What the exercise asks
Gather all lines with the word "первое" in them.

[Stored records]
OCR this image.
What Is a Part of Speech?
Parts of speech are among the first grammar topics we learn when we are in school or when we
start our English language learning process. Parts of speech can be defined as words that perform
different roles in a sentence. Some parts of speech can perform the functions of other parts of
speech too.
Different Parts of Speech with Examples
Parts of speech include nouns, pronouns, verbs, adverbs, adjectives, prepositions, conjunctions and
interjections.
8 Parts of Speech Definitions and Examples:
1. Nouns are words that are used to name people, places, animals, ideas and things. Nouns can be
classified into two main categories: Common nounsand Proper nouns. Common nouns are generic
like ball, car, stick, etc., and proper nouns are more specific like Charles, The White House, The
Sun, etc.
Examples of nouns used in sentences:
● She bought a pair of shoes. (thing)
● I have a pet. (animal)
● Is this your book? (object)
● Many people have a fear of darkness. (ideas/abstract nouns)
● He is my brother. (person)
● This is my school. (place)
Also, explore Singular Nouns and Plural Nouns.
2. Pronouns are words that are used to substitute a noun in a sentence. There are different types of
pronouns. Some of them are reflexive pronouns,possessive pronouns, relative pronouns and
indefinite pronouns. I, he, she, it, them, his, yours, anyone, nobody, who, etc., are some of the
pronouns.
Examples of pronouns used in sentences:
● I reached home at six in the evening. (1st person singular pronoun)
---
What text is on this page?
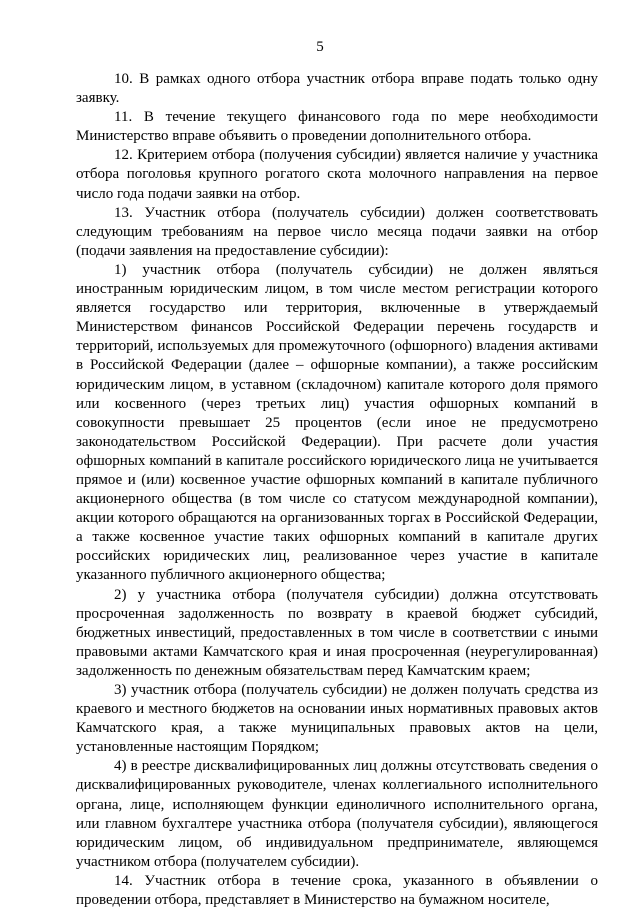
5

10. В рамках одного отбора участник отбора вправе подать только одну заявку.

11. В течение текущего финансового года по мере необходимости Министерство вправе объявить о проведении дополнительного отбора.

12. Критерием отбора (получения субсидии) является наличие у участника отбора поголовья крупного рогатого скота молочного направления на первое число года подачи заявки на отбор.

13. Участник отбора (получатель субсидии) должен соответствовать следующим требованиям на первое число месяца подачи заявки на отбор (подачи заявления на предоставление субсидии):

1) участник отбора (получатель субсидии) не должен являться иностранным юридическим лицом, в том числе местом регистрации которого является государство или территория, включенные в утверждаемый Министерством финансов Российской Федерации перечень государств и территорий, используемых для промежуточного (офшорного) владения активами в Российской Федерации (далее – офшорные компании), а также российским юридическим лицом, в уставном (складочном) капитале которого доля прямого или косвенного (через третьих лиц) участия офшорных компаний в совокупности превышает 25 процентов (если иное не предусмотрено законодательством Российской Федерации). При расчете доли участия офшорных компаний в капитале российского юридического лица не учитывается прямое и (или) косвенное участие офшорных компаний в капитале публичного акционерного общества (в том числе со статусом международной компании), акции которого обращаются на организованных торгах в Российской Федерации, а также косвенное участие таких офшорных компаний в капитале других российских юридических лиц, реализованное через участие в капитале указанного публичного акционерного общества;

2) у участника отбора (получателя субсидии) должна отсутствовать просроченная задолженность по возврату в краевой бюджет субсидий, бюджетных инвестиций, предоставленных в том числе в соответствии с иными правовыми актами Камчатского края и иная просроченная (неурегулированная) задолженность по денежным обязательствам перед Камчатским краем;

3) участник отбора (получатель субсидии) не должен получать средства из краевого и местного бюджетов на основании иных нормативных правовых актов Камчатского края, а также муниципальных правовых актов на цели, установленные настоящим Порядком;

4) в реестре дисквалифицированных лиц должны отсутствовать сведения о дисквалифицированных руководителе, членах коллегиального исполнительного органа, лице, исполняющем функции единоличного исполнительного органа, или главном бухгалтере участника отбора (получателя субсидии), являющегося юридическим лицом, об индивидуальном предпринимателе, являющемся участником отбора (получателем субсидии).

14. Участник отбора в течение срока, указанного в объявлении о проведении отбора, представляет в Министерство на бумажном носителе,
...
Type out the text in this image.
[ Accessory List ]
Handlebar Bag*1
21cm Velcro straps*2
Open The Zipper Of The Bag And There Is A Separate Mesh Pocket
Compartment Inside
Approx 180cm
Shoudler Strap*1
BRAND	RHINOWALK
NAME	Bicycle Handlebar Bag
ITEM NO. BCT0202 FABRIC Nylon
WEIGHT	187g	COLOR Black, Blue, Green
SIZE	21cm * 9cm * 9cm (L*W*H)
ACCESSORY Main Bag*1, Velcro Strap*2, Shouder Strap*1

Solution to this problem
12. Критерием отбора (получения субсидии) является наличие у участника отбора поголовья крупного рогатого скота молочного направления на первое число года подачи заявки на отбор.
13. Участник отбора (получатель субсидии) должен соответствовать следующим требованиям на первое число месяца подачи заявки на отбор (подачи заявления на предоставление субсидии):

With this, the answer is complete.